[[ TEXT open ]]

Use of institutional resources

  • May establish genuine curricular activities aimed at educating students with respect to the political process.
  • May rearrange the academic calendar to permit students, faculty and administrators to participate in the election process, if the rearrangement is made without reference to particular campaigns or political issues; provided that the recess is in substitution for another period that would have been free of curricular activity.
  • May provide financial and administrative support to a student newspaper even though the newspaper publishes editorial opinions on political and legislative matters.
  • May allow established student groups to use institutional facilities for partisan political purposes.


Voter education (including voter guides) and voter registration

  • May circulate unbiased questionnaires to all candidates for an office, provided that the questionnaires cover a broad range of subjects and neither reflect political skew nor contain editorial opinion.

[[ TEXT closed ]]
[[ GIVEN ENTRIES open ]]

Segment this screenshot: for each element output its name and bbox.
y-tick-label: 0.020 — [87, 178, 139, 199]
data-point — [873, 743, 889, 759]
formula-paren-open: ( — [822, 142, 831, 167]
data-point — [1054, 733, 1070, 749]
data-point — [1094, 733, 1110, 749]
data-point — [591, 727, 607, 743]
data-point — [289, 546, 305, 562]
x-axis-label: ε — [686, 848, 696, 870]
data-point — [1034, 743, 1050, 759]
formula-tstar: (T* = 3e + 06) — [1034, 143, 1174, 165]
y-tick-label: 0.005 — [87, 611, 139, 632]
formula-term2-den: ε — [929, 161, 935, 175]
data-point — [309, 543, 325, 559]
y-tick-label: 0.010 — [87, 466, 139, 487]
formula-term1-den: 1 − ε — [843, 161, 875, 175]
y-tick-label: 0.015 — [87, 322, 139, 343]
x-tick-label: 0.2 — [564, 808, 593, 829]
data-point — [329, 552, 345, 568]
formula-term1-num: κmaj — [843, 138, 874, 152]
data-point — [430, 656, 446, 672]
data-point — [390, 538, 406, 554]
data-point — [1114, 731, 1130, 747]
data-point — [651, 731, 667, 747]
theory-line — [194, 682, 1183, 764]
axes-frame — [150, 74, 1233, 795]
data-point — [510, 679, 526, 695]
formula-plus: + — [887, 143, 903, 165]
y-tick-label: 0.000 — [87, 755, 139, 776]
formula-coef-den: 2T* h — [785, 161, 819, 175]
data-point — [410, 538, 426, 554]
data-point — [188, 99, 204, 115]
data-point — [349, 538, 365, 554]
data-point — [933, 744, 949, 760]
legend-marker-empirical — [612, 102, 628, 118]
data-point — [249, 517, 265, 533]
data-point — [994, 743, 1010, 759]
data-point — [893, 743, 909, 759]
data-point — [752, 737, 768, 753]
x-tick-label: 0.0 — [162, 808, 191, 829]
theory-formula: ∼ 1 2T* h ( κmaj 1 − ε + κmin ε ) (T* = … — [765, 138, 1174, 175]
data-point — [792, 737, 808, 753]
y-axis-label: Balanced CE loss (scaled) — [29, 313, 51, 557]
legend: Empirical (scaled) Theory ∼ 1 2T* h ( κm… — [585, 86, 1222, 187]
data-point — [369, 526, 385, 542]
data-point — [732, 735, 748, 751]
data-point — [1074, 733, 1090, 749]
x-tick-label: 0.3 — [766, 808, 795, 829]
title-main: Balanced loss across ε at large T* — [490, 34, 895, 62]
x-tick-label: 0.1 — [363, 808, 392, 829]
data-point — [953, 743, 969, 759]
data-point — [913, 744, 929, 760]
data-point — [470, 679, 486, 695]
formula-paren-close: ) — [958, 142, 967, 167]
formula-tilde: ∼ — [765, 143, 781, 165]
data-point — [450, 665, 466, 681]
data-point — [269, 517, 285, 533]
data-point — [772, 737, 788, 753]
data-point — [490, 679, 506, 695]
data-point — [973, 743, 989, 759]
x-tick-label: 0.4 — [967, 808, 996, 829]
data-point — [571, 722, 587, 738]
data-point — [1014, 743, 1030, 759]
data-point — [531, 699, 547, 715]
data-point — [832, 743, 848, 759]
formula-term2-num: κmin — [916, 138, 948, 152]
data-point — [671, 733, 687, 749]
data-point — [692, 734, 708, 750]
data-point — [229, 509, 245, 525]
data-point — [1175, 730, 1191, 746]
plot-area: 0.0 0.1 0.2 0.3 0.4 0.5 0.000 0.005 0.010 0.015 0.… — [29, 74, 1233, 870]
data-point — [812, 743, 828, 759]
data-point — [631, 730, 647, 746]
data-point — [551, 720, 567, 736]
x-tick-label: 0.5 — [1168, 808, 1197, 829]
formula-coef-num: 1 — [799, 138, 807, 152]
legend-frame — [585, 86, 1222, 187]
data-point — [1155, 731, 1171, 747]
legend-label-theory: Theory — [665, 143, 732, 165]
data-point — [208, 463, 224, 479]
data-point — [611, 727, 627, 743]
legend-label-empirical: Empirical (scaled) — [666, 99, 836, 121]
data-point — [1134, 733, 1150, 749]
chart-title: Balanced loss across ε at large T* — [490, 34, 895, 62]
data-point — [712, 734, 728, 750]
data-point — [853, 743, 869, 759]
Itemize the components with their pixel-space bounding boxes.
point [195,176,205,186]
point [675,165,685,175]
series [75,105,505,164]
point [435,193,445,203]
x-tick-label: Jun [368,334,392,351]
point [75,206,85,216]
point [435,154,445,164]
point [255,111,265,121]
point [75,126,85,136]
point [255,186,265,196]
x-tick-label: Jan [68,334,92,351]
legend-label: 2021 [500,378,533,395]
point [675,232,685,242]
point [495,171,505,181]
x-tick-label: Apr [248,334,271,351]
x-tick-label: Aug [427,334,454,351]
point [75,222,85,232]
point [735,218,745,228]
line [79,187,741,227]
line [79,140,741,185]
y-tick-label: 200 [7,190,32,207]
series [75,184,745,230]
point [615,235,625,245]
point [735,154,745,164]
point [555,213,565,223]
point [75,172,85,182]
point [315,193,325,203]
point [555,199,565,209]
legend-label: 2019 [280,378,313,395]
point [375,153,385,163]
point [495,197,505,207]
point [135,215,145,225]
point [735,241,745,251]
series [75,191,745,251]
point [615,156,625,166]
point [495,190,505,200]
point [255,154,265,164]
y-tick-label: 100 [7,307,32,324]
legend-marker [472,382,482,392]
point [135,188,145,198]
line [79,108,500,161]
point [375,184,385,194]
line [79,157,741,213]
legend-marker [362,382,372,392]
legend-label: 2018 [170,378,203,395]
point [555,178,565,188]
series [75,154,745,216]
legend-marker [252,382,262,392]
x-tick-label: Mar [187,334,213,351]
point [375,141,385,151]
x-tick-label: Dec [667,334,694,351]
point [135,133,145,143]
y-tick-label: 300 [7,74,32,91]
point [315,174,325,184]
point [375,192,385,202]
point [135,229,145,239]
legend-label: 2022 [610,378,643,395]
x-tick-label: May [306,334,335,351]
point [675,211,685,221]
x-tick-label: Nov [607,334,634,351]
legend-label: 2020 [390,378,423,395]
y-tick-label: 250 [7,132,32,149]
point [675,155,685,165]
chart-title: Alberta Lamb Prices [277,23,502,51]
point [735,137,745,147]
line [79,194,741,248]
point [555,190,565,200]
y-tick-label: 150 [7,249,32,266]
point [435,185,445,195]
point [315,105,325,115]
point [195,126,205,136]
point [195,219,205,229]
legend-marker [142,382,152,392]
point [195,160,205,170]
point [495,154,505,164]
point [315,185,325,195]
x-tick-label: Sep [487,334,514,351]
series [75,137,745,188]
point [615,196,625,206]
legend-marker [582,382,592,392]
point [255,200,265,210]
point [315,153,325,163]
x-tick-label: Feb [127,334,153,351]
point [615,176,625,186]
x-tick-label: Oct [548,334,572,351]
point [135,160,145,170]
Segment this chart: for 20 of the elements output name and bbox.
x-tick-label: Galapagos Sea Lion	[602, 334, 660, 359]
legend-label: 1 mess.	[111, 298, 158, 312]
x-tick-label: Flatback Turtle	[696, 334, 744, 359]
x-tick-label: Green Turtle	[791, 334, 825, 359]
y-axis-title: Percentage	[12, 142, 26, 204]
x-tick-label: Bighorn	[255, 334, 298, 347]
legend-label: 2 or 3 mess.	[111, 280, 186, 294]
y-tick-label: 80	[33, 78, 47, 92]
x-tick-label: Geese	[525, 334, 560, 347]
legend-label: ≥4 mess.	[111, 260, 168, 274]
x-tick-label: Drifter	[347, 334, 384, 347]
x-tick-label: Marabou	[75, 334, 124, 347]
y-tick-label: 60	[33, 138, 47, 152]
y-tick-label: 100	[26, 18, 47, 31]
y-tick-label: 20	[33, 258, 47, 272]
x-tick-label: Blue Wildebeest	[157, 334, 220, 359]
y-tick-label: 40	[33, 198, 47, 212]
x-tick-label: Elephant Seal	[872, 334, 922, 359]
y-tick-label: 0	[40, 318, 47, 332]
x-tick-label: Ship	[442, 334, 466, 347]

[[ GIVEN ENTRIES closed ]]

> _EXERCISE A_:
Retype the portion of the text on institutional political activity that opens with the words containing "Use of institutional" and closes with "of curricular activity.".
> _EXERCISE B_:
Carry on the text on institutional political activity from the point where it stops.

> _RESPONSE AREA A_:
Use of institutional resources

  • May establish genuine curricular activities aimed at educating students with respect to the political process.
  • May rearrange the academic calendar to permit students, faculty and administrators to participate in the election process, if the rearrangement is made without reference to particular campaigns or political issues; provided that the recess is in substitution for another period that would have been free of curricular activity.

> _RESPONSE AREA B_:
  • May conduct public opinion polls with respect to issues (rather than candidates), provided that the questions are framed to be fair and neutral, accepted polling techniques are used, and the questions do not directly or indirectly concern records or positions of particular candidates or parties. With respect to such activities of faculty, the limitations should be addressed with due regard for academic freedom.
  • May participate in non-partisan voter registration activities, provided that the activities are not intended to target voters of a particular party or to help particular candidates, and provided that particular geographic areas are not selected to favor any party or candidates.


Faculty and staff participation in the election process

  • Members of the college or university community are entitled to participate, off-hours, as they see fit, in the election process; provided that speaking or acting in the name of the institution is prohibited and they are not acting at the direction of an institutional official.
  • A faculty or staff member may engage in campaign-related activity that is outside normal work hours.


Prohibited Political Activities

  • Conducting “voter education” activities that are confined to a narrow range of issues or skewed in favor of certain candidates or a political party.
  • Publishing ratings of the candidates, particularly in situations where the ratings could be viewed as reflecting the views of the institution, or institutional resources are used in connection with the preparation or publication of such ratings without reimbursement at the normal charge.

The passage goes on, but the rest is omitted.